EXERCISE AIM — Print all of the data exactly.
***** SUPPLIED DATA
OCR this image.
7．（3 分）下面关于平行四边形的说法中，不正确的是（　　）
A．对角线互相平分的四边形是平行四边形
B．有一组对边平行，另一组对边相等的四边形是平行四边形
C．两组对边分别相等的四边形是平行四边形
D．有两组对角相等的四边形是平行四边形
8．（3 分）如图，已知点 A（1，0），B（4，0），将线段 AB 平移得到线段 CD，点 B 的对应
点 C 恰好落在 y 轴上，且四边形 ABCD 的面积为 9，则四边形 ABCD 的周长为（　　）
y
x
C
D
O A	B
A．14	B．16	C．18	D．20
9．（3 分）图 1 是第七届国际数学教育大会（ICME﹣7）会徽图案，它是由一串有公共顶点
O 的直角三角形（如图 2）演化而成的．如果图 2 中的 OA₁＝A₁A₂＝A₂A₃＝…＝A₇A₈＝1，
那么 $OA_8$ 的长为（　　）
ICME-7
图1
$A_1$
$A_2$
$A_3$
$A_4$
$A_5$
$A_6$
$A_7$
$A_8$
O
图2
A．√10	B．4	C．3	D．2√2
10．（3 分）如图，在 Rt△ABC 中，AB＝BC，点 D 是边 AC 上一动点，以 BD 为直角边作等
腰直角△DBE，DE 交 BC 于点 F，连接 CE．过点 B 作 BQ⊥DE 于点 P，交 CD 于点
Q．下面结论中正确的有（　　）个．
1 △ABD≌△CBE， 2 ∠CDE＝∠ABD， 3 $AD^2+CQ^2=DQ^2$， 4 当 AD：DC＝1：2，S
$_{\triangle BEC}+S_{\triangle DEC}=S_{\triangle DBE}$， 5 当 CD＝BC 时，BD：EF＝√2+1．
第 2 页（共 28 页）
**********
OUTPUT FOR THIS TASK —
OCR this image.
7．（3 分）下面关于平行四边形的说法中，不正确的是（　　）
A．对角线互相平分的四边形是平行四边形
B．有一组对边平行，另一组对边相等的四边形是平行四边形
C．两组对边分别相等的四边形是平行四边形
D．有两组对角相等的四边形是平行四边形
8．（3 分）如图，已知点 A（1，0），B（4，0），将线段 AB 平移得到线段 CD，点 B 的对应
点 C 恰好落在 y 轴上，且四边形 ABCD 的面积为 9，则四边形 ABCD 的周长为（　　）
y
x
C
D
O A	B
A．14	B．16	C．18	D．20
9．（3 分）图 1 是第七届国际数学教育大会（ICME﹣7）会徽图案，它是由一串有公共顶点
O 的直角三角形（如图 2）演化而成的．如果图 2 中的 OA₁＝A₁A₂＝A₂A₃＝…＝A₇A₈＝1，
那么 $OA_8$ 的长为（　　）
ICME-7
图1
$A_1$
$A_2$
$A_3$
$A_4$
$A_5$
$A_6$
$A_7$
$A_8$
O
图2
A．√10	B．4	C．3	D．2√2
10．（3 分）如图，在 Rt△ABC 中，AB＝BC，点 D 是边 AC 上一动点，以 BD 为直角边作等
腰直角△DBE，DE 交 BC 于点 F，连接 CE．过点 B 作 BQ⊥DE 于点 P，交 CD 于点
Q．下面结论中正确的有（　　）个．
1 △ABD≌△CBE， 2 ∠CDE＝∠ABD， 3 $AD^2+CQ^2=DQ^2$， 4 当 AD：DC＝1：2，S
$_{\triangle BEC}+S_{\triangle DEC}=S_{\triangle DBE}$， 5 当 CD＝BC 时，BD：EF＝√2+1．
第 2 页（共 28 页）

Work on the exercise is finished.